# Requirements
Filter the entries below, keeping only lines with the word "into".

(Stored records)

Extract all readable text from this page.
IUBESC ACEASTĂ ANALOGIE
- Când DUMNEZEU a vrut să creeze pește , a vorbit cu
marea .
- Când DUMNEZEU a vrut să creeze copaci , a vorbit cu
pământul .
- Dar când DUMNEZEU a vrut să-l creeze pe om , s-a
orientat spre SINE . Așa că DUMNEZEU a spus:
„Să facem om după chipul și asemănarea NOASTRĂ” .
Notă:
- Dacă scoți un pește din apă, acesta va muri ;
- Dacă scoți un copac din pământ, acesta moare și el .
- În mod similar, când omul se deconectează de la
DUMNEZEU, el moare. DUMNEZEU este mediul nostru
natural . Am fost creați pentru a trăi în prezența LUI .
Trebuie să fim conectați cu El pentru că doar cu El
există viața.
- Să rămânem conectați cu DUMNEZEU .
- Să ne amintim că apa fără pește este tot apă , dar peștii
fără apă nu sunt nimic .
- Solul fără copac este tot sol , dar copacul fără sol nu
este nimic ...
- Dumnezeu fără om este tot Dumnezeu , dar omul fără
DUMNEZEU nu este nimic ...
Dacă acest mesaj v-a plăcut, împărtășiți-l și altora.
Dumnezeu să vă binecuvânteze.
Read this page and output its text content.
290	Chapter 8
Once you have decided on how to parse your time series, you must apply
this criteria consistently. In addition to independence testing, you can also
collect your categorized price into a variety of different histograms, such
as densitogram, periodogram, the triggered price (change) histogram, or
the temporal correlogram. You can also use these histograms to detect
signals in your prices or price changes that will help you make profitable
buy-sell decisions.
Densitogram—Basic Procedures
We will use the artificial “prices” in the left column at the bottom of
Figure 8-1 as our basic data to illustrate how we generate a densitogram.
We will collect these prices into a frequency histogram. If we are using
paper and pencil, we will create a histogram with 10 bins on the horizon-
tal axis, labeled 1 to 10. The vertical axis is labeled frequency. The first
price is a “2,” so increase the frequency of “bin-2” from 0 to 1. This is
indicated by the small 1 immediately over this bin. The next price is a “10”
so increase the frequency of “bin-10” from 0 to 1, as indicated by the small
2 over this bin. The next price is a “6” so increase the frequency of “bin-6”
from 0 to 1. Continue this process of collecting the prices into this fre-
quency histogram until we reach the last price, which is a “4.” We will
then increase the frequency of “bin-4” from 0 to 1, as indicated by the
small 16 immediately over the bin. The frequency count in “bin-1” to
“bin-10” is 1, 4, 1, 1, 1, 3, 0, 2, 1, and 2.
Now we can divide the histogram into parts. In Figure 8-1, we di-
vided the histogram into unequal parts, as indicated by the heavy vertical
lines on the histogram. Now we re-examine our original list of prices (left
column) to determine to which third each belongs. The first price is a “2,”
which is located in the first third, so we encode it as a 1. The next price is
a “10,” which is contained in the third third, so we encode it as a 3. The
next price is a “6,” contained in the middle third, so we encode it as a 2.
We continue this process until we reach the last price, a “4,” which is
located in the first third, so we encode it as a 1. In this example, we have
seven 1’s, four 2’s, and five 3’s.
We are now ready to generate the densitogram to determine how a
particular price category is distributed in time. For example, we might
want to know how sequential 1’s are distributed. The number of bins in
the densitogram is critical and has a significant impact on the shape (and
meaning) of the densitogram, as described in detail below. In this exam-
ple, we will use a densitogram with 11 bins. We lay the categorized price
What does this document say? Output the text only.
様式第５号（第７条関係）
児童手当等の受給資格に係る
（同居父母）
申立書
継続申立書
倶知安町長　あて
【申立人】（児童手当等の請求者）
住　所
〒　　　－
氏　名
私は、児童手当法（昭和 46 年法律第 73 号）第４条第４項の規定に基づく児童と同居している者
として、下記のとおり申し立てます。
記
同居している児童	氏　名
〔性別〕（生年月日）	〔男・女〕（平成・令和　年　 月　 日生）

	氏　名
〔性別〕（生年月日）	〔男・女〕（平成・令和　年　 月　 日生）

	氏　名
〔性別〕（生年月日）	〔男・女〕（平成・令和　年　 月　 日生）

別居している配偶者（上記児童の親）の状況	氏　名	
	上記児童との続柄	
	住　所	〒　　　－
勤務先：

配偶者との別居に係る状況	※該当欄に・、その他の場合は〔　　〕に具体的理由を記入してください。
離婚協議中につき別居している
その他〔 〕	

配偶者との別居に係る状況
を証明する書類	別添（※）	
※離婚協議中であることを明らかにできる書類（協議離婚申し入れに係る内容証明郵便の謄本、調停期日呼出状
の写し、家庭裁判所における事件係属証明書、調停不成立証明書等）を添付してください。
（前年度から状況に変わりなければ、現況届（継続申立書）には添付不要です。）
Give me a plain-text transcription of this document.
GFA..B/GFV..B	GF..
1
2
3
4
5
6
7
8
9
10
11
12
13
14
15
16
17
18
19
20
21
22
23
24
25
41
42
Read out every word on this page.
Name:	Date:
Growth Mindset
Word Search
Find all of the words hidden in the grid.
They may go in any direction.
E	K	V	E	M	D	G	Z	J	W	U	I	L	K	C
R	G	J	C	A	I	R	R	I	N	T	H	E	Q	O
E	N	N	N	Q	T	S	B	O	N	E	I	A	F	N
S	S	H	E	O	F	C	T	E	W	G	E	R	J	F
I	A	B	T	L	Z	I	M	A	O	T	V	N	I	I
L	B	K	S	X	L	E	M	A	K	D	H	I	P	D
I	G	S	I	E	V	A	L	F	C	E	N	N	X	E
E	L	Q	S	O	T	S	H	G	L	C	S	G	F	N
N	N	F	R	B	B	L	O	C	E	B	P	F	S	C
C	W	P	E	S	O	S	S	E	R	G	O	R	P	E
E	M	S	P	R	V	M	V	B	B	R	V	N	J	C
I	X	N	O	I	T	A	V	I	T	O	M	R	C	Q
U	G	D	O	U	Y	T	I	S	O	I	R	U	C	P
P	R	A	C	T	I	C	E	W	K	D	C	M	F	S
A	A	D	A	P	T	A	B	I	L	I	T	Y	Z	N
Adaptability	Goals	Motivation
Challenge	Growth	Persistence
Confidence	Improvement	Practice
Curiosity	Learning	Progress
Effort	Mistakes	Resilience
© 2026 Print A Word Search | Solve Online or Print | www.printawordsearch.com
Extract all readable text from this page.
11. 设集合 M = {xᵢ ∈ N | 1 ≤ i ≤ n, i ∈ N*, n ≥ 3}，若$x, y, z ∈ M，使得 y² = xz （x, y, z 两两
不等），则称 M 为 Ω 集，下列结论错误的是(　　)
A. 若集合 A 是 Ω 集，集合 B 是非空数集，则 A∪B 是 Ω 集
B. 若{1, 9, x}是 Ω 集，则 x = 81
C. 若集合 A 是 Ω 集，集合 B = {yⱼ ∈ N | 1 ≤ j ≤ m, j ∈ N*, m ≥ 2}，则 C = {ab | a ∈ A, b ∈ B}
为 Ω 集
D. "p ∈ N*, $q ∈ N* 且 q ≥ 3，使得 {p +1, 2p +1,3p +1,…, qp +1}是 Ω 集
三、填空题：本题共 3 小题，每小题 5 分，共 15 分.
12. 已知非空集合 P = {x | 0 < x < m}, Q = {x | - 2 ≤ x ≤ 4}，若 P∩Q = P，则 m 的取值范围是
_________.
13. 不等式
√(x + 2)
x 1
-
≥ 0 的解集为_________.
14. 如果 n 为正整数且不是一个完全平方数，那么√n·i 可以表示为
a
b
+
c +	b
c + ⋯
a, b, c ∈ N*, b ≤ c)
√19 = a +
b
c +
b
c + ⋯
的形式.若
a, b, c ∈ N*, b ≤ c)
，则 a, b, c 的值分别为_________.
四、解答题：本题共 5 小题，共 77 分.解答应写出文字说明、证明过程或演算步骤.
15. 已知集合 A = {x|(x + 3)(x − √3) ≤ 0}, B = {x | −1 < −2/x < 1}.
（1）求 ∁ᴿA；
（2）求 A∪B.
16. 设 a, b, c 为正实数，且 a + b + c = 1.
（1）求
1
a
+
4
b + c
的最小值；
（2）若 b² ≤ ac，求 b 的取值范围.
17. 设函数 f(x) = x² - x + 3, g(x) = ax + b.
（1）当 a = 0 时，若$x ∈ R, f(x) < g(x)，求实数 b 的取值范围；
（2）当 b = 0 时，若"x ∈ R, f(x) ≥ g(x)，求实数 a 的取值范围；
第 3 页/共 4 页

# Reply
collect your categorized price into a variety of different histograms, such
We will collect these prices into a frequency histogram. If we are using
from 0 to 1. Continue this process of collecting the prices into this fre-
Now we can divide the histogram into parts. In Figure 8-1, we di-
vided the histogram into unequal parts, as indicated by the heavy vertical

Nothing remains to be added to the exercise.